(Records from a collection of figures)

____

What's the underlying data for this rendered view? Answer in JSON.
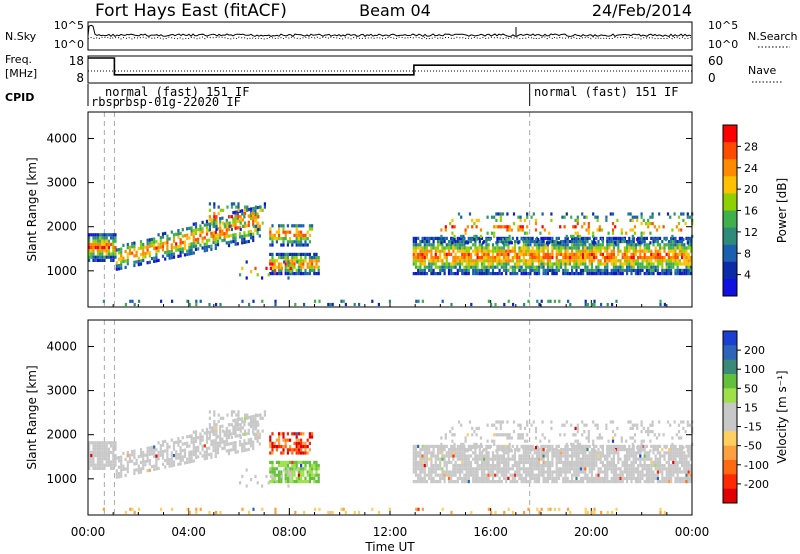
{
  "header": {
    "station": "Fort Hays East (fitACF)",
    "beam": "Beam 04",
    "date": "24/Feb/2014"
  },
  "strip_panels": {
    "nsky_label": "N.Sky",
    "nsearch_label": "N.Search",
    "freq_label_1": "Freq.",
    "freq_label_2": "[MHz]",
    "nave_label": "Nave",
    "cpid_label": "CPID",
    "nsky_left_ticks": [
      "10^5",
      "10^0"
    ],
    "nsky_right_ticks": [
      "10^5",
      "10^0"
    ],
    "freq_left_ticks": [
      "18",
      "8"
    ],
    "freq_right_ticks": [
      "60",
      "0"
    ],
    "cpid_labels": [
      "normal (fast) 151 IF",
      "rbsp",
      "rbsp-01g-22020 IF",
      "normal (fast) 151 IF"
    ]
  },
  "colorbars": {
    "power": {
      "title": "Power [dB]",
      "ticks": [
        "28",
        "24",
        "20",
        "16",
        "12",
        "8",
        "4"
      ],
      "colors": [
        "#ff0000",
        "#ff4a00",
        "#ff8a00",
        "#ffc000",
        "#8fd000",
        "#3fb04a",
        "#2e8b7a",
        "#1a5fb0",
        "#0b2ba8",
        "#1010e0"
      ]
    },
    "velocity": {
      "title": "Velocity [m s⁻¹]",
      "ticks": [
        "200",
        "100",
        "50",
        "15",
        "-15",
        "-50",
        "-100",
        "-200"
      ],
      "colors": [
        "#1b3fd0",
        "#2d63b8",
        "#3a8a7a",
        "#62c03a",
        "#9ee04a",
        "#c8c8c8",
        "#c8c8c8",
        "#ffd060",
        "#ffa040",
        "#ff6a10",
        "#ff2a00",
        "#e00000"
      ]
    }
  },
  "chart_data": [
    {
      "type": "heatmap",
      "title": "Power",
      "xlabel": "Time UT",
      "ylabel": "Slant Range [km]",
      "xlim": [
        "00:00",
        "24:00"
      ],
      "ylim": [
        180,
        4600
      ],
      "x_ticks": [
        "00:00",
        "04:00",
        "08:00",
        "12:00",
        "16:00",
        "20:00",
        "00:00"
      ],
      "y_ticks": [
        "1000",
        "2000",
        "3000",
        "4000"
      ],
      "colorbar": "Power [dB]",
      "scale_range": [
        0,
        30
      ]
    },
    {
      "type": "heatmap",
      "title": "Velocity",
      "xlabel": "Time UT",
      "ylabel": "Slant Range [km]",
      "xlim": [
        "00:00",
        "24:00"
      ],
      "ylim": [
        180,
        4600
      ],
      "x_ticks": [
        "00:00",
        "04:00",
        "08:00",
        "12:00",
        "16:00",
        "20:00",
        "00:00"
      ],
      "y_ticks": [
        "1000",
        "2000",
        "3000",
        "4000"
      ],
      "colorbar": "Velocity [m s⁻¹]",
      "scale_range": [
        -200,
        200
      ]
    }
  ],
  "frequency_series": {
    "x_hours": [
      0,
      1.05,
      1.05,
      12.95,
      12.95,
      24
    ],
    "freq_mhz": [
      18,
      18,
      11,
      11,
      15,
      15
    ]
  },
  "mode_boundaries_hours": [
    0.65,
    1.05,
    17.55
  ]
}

____

#### What this task involves:
Leave out all pictures, then copy the remaining material exactly.

#### Response:
What's the underlying data for this rendered view? Answer in JSON.
{
  "header": {
    "station": "Fort Hays East (fitACF)",
    "beam": "Beam 04",
    "date": "24/Feb/2014"
  },
  "strip_panels": {
    "nsky_label": "N.Sky",
    "nsearch_label": "N.Search",
    "freq_label_1": "Freq.",
    "freq_label_2": "[MHz]",
    "nave_label": "Nave",
    "cpid_label": "CPID",
    "nsky_left_ticks": [
      "10^5",
      "10^0"
    ],
    "nsky_right_ticks": [
      "10^5",
      "10^0"
    ],
    "freq_left_ticks": [
      "18",
      "8"
    ],
    "freq_right_ticks": [
      "60",
      "0"
    ],
    "cpid_labels": [
      "normal (fast) 151 IF",
      "rbsp",
      "rbsp-01g-22020 IF",
      "normal (fast) 151 IF"
    ]
  },
  "colorbars": {
    "power": {
      "title": "Power [dB]",
      "ticks": [
        "28",
        "24",
        "20",
        "16",
        "12",
        "8",
        "4"
      ],
      "colors": [
        "#ff0000",
        "#ff4a00",
        "#ff8a00",
        "#ffc000",
        "#8fd000",
        "#3fb04a",
        "#2e8b7a",
        "#1a5fb0",
        "#0b2ba8",
        "#1010e0"
      ]
    },
    "velocity": {
      "title": "Velocity [m s⁻¹]",
      "ticks": [
        "200",
        "100",
        "50",
        "15",
        "-15",
        "-50",
        "-100",
        "-200"
      ],
      "colors": [
        "#1b3fd0",
        "#2d63b8",
        "#3a8a7a",
        "#62c03a",
        "#9ee04a",
        "#c8c8c8",
        "#c8c8c8",
        "#ffd060",
        "#ffa040",
        "#ff6a10",
        "#ff2a00",
        "#e00000"
      ]
    }
  },
  "chart_data": [
    {
      "type": "heatmap",
      "title": "Power",
      "xlabel": "Time UT",
      "ylabel": "Slant Range [km]",
      "xlim": [
        "00:00",
        "24:00"
      ],
      "ylim": [
        180,
        4600
      ],
      "x_ticks": [
        "00:00",
        "04:00",
        "08:00",
        "12:00",
        "16:00",
        "20:00",
        "00:00"
      ],
      "y_ticks": [
        "1000",
        "2000",
        "3000",
        "4000"
      ],
      "colorbar": "Power [dB]",
      "scale_range": [
        0,
        30
      ]
    },
    {
      "type": "heatmap",
      "title": "Velocity",
      "xlabel": "Time UT",
      "ylabel": "Slant Range [km]",
      "xlim": [
        "00:00",
        "24:00"
      ],
      "ylim": [
        180,
        4600
      ],
      "x_ticks": [
        "00:00",
        "04:00",
        "08:00",
        "12:00",
        "16:00",
        "20:00",
        "00:00"
      ],
      "y_ticks": [
        "1000",
        "2000",
        "3000",
        "4000"
      ],
      "colorbar": "Velocity [m s⁻¹]",
      "scale_range": [
        -200,
        200
      ]
    }
  ],
  "frequency_series": {
    "x_hours": [
      0,
      1.05,
      1.05,
      12.95,
      12.95,
      24
    ],
    "freq_mhz": [
      18,
      18,
      11,
      11,
      15,
      15
    ]
  },
  "mode_boundaries_hours": [
    0.65,
    1.05,
    17.55
  ]
}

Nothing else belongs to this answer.